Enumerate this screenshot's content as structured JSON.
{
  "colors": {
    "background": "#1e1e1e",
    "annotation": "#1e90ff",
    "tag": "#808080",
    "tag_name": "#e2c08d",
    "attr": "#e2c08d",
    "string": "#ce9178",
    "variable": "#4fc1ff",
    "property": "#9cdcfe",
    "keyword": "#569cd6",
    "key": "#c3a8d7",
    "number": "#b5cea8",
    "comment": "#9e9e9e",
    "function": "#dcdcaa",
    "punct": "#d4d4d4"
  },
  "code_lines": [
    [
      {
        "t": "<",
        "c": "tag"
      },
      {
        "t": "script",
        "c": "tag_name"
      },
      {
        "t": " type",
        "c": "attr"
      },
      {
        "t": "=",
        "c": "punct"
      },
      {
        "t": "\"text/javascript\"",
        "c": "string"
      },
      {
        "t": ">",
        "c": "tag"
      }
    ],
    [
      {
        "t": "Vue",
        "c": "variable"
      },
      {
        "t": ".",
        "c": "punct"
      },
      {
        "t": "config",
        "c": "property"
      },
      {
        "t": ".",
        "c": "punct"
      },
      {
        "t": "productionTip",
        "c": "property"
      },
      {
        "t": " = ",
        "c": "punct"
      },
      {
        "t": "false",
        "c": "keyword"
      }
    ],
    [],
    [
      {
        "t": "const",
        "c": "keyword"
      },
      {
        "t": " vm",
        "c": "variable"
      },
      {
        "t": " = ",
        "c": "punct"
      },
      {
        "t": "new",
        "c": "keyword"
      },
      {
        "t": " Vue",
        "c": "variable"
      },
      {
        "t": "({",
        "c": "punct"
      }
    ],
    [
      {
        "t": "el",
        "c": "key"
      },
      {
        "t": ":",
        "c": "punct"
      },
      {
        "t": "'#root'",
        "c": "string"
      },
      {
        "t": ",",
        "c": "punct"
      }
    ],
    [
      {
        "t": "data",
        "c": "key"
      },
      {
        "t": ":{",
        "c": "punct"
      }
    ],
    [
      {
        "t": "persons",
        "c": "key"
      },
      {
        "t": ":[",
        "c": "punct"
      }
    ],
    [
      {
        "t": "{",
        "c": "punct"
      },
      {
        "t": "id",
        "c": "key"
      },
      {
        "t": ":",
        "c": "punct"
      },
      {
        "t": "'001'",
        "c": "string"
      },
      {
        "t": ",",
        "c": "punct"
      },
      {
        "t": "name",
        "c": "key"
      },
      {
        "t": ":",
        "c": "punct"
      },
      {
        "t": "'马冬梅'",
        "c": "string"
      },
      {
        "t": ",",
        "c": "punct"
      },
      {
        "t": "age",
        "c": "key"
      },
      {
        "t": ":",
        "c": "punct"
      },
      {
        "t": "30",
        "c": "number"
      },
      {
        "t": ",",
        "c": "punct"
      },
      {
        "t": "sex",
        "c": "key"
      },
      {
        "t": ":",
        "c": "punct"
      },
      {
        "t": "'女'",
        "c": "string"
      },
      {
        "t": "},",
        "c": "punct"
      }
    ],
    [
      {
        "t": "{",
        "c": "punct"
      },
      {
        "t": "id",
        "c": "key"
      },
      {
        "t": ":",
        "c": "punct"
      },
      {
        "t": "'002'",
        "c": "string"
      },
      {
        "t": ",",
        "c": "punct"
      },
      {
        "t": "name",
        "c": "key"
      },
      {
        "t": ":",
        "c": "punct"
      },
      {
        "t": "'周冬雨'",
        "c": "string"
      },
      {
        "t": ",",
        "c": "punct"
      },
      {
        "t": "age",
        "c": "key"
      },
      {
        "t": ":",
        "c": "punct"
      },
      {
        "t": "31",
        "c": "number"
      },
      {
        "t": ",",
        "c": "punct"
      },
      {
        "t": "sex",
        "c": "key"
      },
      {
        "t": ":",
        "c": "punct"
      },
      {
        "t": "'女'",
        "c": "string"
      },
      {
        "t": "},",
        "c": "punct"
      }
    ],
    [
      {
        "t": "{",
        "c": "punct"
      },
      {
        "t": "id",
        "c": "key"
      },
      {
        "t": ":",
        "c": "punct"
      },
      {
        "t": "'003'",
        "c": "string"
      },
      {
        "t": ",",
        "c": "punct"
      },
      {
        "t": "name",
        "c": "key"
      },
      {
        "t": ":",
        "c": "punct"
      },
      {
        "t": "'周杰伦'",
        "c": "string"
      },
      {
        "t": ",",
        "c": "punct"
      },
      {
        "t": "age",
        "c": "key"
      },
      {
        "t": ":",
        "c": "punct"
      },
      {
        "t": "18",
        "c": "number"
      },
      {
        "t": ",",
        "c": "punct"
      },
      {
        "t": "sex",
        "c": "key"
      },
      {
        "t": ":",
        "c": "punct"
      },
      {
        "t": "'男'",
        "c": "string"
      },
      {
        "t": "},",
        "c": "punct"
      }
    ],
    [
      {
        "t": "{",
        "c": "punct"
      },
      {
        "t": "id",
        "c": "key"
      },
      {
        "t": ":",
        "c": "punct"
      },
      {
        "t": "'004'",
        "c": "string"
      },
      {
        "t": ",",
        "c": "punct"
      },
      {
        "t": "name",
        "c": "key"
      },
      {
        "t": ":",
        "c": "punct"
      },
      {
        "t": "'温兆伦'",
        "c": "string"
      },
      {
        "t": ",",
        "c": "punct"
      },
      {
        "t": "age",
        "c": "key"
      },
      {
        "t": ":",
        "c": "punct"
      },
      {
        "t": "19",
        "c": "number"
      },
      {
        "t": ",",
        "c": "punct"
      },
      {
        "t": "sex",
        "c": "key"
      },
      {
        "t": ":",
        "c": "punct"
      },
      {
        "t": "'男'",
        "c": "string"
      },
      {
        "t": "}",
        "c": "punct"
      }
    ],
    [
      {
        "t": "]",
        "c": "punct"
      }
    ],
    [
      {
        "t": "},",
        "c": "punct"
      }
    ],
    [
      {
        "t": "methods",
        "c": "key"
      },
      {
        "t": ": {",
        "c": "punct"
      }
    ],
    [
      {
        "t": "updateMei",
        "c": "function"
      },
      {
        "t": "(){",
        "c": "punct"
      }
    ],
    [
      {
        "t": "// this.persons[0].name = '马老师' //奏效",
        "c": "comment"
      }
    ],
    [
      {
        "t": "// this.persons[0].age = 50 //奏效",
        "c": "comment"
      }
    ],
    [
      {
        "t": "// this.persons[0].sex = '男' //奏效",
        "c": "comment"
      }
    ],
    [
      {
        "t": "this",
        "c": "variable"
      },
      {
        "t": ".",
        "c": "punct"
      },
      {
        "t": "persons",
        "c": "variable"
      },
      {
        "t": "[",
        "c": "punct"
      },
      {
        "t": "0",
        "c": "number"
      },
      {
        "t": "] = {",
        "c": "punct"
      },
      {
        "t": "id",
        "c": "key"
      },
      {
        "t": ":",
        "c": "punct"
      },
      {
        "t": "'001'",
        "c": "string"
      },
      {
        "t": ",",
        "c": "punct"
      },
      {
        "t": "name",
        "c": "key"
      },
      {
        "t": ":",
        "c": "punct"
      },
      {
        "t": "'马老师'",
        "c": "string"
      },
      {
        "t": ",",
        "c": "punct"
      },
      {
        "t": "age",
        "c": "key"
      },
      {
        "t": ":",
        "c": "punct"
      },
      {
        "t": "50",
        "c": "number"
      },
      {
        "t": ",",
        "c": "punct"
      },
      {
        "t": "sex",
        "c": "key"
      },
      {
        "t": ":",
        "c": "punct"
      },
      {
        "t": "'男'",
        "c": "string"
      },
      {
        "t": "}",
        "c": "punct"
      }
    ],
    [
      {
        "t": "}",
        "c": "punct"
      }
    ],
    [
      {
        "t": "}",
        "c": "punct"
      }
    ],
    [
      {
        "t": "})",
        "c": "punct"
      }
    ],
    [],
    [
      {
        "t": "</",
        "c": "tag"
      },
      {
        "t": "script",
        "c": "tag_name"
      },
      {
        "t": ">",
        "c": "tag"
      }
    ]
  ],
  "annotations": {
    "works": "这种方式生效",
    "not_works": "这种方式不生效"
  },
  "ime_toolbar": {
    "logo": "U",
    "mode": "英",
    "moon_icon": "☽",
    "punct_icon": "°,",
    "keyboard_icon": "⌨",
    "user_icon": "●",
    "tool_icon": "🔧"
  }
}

####################

YOUR TASK ▸ Determine the number of lines in the listing that contain the string "persons". Write that number and nothing else.

REPLY ▸ 5